**TASK TO COMPLETE**
Give the listing again in full, exactly as written.

═════ TASK MATERIAL ═════

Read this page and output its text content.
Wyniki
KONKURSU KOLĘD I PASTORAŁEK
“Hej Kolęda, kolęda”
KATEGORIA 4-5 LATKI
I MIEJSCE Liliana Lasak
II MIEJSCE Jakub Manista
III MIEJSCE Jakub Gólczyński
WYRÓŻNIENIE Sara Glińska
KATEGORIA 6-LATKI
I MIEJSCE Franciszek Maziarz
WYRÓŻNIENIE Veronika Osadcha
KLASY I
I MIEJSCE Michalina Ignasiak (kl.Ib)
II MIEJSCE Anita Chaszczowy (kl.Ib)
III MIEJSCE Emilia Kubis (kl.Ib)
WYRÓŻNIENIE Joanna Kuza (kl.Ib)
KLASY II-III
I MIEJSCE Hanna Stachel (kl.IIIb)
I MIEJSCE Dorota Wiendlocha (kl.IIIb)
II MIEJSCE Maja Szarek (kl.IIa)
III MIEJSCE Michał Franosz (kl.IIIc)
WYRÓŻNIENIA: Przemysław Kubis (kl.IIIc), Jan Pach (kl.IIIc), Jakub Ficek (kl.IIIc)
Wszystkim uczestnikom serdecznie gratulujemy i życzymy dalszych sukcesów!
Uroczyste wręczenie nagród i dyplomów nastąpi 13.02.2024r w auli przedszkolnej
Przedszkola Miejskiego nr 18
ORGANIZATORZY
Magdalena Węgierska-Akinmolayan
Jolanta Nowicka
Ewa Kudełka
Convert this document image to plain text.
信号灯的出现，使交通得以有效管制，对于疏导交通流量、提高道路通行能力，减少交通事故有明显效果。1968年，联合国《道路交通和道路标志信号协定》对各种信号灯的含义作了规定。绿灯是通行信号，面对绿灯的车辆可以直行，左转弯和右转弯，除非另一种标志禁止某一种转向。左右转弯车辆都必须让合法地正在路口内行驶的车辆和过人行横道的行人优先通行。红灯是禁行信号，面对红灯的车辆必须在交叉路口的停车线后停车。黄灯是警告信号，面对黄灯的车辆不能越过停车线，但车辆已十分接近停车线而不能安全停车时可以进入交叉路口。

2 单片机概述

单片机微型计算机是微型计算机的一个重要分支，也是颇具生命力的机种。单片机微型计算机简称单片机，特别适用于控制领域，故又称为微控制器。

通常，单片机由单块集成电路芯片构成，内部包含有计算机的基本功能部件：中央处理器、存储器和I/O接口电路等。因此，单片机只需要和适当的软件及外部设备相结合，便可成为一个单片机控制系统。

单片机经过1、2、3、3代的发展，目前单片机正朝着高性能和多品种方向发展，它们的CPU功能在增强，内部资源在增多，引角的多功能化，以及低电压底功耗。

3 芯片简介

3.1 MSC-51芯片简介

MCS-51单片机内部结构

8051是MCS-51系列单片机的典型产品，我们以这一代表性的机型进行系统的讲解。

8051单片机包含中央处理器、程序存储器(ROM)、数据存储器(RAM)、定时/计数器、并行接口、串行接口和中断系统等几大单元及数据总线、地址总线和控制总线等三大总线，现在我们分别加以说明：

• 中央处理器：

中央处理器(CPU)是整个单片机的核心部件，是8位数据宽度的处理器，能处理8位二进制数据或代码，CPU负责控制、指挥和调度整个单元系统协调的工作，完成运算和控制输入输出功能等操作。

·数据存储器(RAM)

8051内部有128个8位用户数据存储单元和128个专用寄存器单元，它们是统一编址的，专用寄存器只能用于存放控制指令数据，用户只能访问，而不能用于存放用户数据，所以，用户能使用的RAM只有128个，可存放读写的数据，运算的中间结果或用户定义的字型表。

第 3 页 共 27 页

═════

**EXERCISE RESULT**
Read this page and output its text content.
Wyniki
KONKURSU KOLĘD I PASTORAŁEK
“Hej Kolęda, kolęda”
KATEGORIA 4-5 LATKI
I MIEJSCE Liliana Lasak
II MIEJSCE Jakub Manista
III MIEJSCE Jakub Gólczyński
WYRÓŻNIENIE Sara Glińska
KATEGORIA 6-LATKI
I MIEJSCE Franciszek Maziarz
WYRÓŻNIENIE Veronika Osadcha
KLASY I
I MIEJSCE Michalina Ignasiak (kl.Ib)
II MIEJSCE Anita Chaszczowy (kl.Ib)
III MIEJSCE Emilia Kubis (kl.Ib)
WYRÓŻNIENIE Joanna Kuza (kl.Ib)
KLASY II-III
I MIEJSCE Hanna Stachel (kl.IIIb)
I MIEJSCE Dorota Wiendlocha (kl.IIIb)
II MIEJSCE Maja Szarek (kl.IIa)
III MIEJSCE Michał Franosz (kl.IIIc)
WYRÓŻNIENIA: Przemysław Kubis (kl.IIIc), Jan Pach (kl.IIIc), Jakub Ficek (kl.IIIc)
Wszystkim uczestnikom serdecznie gratulujemy i życzymy dalszych sukcesów!
Uroczyste wręczenie nagród i dyplomów nastąpi 13.02.2024r w auli przedszkolnej
Przedszkola Miejskiego nr 18
ORGANIZATORZY
Magdalena Węgierska-Akinmolayan
Jolanta Nowicka
Ewa Kudełka
Convert this document image to plain text.
信号灯的出现，使交通得以有效管制，对于疏导交通流量、提高道路通行能力，减少交通事故有明显效果。1968年，联合国《道路交通和道路标志信号协定》对各种信号灯的含义作了规定。绿灯是通行信号，面对绿灯的车辆可以直行，左转弯和右转弯，除非另一种标志禁止某一种转向。左右转弯车辆都必须让合法地正在路口内行驶的车辆和过人行横道的行人优先通行。红灯是禁行信号，面对红灯的车辆必须在交叉路口的停车线后停车。黄灯是警告信号，面对黄灯的车辆不能越过停车线，但车辆已十分接近停车线而不能安全停车时可以进入交叉路口。

2 单片机概述

单片机微型计算机是微型计算机的一个重要分支，也是颇具生命力的机种。单片机微型计算机简称单片机，特别适用于控制领域，故又称为微控制器。

通常，单片机由单块集成电路芯片构成，内部包含有计算机的基本功能部件：中央处理器、存储器和I/O接口电路等。因此，单片机只需要和适当的软件及外部设备相结合，便可成为一个单片机控制系统。

单片机经过1、2、3、3代的发展，目前单片机正朝着高性能和多品种方向发展，它们的CPU功能在增强，内部资源在增多，引角的多功能化，以及低电压底功耗。

3 芯片简介

3.1 MSC-51芯片简介

MCS-51单片机内部结构

8051是MCS-51系列单片机的典型产品，我们以这一代表性的机型进行系统的讲解。

8051单片机包含中央处理器、程序存储器(ROM)、数据存储器(RAM)、定时/计数器、并行接口、串行接口和中断系统等几大单元及数据总线、地址总线和控制总线等三大总线，现在我们分别加以说明：

• 中央处理器：

中央处理器(CPU)是整个单片机的核心部件，是8位数据宽度的处理器，能处理8位二进制数据或代码，CPU负责控制、指挥和调度整个单元系统协调的工作，完成运算和控制输入输出功能等操作。

·数据存储器(RAM)

8051内部有128个8位用户数据存储单元和128个专用寄存器单元，它们是统一编址的，专用寄存器只能用于存放控制指令数据，用户只能访问，而不能用于存放用户数据，所以，用户能使用的RAM只有128个，可存放读写的数据，运算的中间结果或用户定义的字型表。

第 3 页 共 27 页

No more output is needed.